What is needed:
Output the entries word for word. Omit images.

Exercise input:
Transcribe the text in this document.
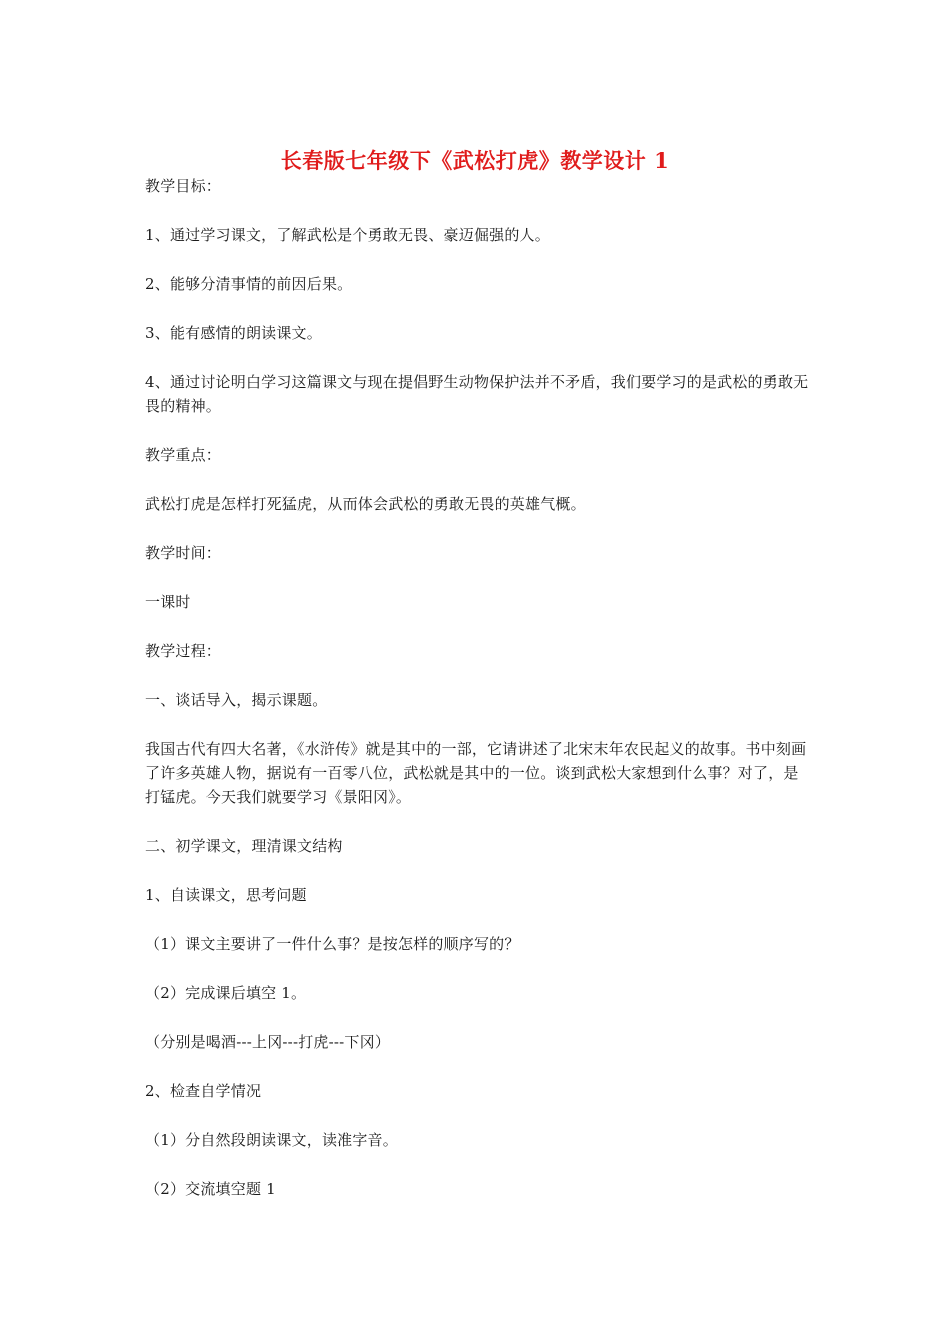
长春版七年级下《武松打虎》教学设计 1

教学目标：

1、通过学习课文，了解武松是个勇敢无畏、豪迈倔强的人。

2、能够分清事情的前因后果。

3、能有感情的朗读课文。

4、通过讨论明白学习这篇课文与现在提倡野生动物保护法并不矛盾，我们要学习的是武松的勇敢无畏的精神。

教学重点：

武松打虎是怎样打死猛虎，从而体会武松的勇敢无畏的英雄气概。

教学时间：

一课时

教学过程：

一、谈话导入，揭示课题。

我国古代有四大名著，《水浒传》就是其中的一部，它请讲述了北宋末年农民起义的故事。书中刻画了许多英雄人物，据说有一百零八位，武松就是其中的一位。谈到武松大家想到什么事？对了，是打锰虎。今天我们就要学习《景阳冈》。

二、初学课文，理清课文结构

1、自读课文，思考问题

（1）课文主要讲了一件什么事？是按怎样的顺序写的？

（2）完成课后填空 1。

（分别是喝酒---上冈---打虎---下冈）

2、检查自学情况

（1）分自然段朗读课文，读准字音。

（2）交流填空题 1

Reply to the task:
Transcribe the text in this document.
长春版七年级下《武松打虎》教学设计 1

教学目标：

1、通过学习课文，了解武松是个勇敢无畏、豪迈倔强的人。

2、能够分清事情的前因后果。

3、能有感情的朗读课文。

4、通过讨论明白学习这篇课文与现在提倡野生动物保护法并不矛盾，我们要学习的是武松的勇敢无畏的精神。

教学重点：

武松打虎是怎样打死猛虎，从而体会武松的勇敢无畏的英雄气概。

教学时间：

一课时

教学过程：

一、谈话导入，揭示课题。

我国古代有四大名著，《水浒传》就是其中的一部，它请讲述了北宋末年农民起义的故事。书中刻画了许多英雄人物，据说有一百零八位，武松就是其中的一位。谈到武松大家想到什么事？对了，是打锰虎。今天我们就要学习《景阳冈》。

二、初学课文，理清课文结构

1、自读课文，思考问题

（1）课文主要讲了一件什么事？是按怎样的顺序写的？

（2）完成课后填空 1。

（分别是喝酒---上冈---打虎---下冈）

2、检查自学情况

（1）分自然段朗读课文，读准字音。

（2）交流填空题 1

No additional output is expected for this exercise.